## What to do
The exercise asks you to copy every line below in which "subtitle" appears.
○ ○ ○
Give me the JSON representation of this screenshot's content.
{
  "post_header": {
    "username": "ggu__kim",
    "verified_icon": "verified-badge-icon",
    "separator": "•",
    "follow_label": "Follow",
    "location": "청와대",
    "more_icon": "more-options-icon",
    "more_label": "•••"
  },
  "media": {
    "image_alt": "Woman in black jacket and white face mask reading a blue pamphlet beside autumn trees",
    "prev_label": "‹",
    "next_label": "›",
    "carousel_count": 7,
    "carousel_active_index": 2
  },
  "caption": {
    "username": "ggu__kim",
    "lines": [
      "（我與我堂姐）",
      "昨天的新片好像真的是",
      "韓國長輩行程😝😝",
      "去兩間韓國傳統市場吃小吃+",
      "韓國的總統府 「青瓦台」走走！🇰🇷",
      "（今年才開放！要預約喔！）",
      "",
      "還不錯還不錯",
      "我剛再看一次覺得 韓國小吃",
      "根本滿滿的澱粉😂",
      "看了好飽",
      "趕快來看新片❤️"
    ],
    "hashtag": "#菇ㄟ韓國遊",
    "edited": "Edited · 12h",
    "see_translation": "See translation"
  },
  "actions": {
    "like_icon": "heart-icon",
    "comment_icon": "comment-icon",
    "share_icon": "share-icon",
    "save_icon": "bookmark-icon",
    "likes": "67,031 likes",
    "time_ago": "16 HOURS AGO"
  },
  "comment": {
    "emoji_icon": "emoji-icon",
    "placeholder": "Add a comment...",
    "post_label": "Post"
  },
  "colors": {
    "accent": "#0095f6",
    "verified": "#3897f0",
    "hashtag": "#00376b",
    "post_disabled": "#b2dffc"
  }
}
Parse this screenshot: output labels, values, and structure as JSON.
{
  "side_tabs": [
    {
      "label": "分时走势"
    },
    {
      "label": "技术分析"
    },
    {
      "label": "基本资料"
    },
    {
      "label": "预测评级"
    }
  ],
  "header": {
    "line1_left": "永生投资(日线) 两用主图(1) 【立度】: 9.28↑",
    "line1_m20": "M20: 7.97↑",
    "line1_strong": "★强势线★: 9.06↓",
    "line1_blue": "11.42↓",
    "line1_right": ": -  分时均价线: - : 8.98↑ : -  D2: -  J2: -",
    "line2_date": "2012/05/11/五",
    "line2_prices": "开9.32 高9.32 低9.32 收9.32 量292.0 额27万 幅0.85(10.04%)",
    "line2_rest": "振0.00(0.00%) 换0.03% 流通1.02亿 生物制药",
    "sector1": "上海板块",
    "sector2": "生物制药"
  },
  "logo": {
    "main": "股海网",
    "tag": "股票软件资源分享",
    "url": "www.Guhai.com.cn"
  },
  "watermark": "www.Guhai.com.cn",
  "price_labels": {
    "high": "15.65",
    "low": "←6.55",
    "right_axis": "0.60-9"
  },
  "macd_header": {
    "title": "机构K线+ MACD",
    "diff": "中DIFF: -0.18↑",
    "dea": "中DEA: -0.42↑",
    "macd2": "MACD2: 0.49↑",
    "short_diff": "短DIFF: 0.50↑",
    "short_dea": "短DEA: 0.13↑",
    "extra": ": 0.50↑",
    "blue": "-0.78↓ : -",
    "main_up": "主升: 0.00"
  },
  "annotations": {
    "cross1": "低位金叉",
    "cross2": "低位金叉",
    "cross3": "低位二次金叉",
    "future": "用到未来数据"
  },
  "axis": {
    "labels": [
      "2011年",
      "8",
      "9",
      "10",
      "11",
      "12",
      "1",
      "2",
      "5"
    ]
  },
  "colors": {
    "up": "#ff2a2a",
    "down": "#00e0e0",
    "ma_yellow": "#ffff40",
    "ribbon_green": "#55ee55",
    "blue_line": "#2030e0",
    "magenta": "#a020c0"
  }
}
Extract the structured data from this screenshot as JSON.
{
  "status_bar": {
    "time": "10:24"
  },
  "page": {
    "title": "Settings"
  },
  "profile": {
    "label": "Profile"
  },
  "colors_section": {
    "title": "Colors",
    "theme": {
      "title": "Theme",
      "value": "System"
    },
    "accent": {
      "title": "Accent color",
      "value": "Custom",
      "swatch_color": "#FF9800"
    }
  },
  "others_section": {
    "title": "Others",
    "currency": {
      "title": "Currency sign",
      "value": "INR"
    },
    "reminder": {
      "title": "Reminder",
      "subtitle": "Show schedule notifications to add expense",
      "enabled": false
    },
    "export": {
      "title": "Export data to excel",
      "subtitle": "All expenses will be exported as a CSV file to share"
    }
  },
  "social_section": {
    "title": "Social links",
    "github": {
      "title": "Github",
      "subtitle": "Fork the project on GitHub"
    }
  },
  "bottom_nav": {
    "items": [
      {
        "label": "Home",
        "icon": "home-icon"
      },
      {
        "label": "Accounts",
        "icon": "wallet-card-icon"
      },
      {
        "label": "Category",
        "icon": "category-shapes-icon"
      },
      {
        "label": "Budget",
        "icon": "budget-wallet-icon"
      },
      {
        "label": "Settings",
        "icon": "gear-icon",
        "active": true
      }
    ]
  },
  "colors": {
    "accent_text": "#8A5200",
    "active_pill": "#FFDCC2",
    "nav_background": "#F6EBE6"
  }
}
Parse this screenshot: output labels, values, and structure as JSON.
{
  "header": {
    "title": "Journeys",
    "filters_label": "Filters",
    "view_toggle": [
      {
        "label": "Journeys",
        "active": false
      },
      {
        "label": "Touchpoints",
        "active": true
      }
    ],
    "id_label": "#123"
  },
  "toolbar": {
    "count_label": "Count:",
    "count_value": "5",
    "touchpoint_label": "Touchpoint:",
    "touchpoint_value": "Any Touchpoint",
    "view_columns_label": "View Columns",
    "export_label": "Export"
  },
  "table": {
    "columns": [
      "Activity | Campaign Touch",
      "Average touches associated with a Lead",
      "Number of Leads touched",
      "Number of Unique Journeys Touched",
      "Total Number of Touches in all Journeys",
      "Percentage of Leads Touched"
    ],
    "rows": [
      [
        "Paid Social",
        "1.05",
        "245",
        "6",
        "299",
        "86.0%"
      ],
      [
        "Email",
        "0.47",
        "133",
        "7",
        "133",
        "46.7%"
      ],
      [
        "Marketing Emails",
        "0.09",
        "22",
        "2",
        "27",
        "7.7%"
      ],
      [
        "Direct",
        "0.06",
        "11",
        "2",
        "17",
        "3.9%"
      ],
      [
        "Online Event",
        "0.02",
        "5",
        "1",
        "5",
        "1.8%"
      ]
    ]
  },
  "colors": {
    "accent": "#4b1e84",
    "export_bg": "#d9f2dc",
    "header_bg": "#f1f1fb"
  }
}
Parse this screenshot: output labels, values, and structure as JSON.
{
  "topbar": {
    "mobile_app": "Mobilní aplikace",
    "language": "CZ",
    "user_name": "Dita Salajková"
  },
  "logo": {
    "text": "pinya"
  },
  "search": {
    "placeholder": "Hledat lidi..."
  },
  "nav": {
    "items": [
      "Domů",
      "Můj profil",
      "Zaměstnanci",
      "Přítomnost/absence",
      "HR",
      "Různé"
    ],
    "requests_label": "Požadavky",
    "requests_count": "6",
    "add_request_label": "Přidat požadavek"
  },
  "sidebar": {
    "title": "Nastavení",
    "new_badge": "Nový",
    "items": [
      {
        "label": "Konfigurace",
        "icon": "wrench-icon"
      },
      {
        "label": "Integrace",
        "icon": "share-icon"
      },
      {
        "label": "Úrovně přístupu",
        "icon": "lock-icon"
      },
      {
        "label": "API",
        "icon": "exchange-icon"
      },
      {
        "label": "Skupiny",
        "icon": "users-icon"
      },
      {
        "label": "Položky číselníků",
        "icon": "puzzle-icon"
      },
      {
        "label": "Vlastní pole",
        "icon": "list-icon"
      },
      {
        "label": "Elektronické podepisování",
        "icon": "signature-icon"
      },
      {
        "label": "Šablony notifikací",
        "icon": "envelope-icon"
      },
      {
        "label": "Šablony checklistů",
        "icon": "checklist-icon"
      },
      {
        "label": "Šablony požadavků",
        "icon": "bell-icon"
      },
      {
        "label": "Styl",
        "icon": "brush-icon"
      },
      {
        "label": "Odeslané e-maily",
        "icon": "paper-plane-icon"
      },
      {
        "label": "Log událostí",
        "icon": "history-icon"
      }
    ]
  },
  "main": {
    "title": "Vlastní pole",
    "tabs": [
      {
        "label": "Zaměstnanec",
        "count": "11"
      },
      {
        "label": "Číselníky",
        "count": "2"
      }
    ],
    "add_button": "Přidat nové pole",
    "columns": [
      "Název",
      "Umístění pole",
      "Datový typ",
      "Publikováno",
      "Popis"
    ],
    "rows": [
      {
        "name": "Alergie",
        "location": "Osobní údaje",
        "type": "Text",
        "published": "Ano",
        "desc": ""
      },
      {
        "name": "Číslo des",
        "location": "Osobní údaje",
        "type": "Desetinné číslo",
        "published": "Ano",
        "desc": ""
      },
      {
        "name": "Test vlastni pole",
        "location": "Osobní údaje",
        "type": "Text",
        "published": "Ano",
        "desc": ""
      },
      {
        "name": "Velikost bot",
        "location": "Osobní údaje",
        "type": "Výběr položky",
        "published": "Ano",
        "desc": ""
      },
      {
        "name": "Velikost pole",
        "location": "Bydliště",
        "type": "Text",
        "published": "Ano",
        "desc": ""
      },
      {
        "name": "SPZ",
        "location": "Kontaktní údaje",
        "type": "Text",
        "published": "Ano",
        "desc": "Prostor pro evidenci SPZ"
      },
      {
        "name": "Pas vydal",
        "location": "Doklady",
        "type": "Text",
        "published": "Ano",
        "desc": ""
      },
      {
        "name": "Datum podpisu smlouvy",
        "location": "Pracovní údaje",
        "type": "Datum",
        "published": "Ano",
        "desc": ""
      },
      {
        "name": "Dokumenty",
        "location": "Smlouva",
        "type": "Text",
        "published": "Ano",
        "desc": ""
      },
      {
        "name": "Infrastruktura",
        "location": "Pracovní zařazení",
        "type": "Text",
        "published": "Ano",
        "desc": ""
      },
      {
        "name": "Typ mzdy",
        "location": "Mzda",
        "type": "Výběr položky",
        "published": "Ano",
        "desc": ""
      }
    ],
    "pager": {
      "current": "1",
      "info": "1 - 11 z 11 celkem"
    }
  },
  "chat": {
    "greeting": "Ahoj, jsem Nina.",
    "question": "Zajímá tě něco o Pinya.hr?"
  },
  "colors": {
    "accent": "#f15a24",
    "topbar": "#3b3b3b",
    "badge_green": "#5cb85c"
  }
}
○ ○ ○
## Result for this exercise
      "subtitle": "Show schedule notifications to add expense",
      "subtitle": "All expenses will be exported as a CSV file to share"
      "subtitle": "Fork the project on GitHub"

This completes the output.